Take every line that has the string "data" and copy it out.

---+---

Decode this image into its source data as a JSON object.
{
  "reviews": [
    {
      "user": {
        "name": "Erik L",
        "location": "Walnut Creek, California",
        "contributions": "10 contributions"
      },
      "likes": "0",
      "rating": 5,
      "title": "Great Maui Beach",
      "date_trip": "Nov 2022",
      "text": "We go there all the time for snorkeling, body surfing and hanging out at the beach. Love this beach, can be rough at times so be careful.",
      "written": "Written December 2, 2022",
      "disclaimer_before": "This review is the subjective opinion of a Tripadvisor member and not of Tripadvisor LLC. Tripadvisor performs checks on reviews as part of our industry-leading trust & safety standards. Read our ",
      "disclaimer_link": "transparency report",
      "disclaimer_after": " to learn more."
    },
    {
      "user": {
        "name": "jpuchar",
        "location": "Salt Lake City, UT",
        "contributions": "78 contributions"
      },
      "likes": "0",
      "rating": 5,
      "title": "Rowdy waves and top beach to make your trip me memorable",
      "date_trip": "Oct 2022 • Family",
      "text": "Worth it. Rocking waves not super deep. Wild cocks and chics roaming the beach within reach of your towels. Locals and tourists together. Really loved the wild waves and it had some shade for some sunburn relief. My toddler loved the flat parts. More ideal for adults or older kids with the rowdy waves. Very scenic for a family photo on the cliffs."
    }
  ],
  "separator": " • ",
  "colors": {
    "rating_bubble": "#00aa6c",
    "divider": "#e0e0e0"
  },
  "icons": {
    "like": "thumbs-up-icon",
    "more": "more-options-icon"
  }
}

---+---

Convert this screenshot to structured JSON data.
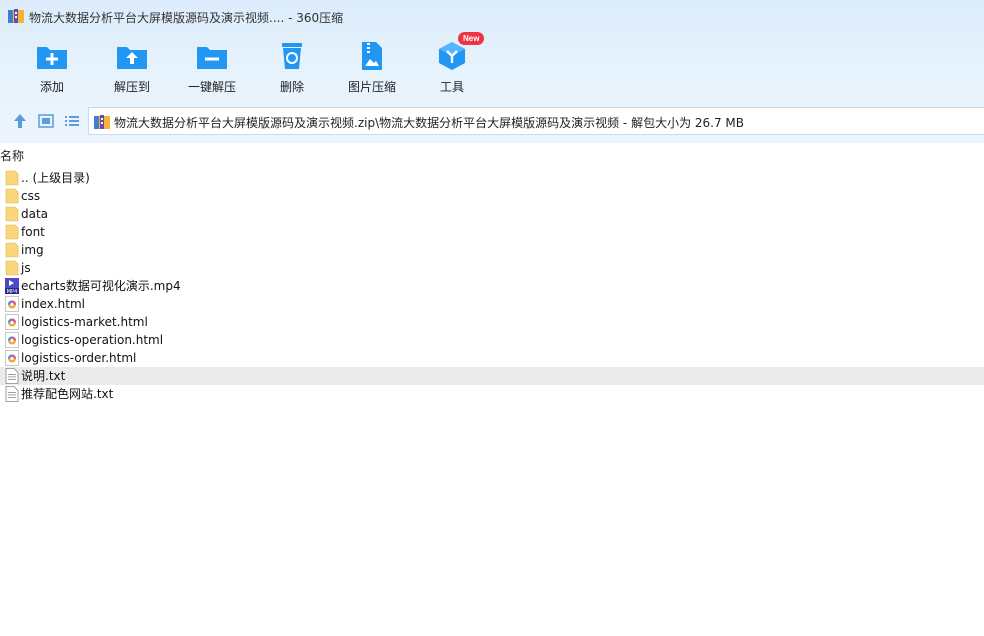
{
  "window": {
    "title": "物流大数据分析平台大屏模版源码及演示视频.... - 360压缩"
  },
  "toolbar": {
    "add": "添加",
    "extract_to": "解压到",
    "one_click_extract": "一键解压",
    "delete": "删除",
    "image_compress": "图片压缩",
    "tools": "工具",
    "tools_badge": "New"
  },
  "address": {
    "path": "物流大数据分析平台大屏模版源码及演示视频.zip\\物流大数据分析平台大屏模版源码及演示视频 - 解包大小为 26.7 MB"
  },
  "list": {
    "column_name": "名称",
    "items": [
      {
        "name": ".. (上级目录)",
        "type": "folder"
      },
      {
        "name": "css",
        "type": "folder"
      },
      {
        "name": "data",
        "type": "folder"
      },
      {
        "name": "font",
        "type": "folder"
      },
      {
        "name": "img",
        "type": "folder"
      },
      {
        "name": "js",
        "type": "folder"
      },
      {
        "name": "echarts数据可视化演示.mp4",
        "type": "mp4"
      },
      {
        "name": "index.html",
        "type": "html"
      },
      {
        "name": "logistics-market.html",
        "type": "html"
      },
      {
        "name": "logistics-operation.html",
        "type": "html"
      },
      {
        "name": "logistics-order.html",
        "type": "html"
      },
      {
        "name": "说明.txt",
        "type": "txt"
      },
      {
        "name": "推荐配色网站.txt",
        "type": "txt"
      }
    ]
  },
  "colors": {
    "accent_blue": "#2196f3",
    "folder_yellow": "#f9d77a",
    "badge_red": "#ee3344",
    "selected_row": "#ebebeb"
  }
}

---+---

- **Problem solution**:
Decode this image into its source data as a JSON object.
Convert this screenshot to structured JSON data.
        "name": "data",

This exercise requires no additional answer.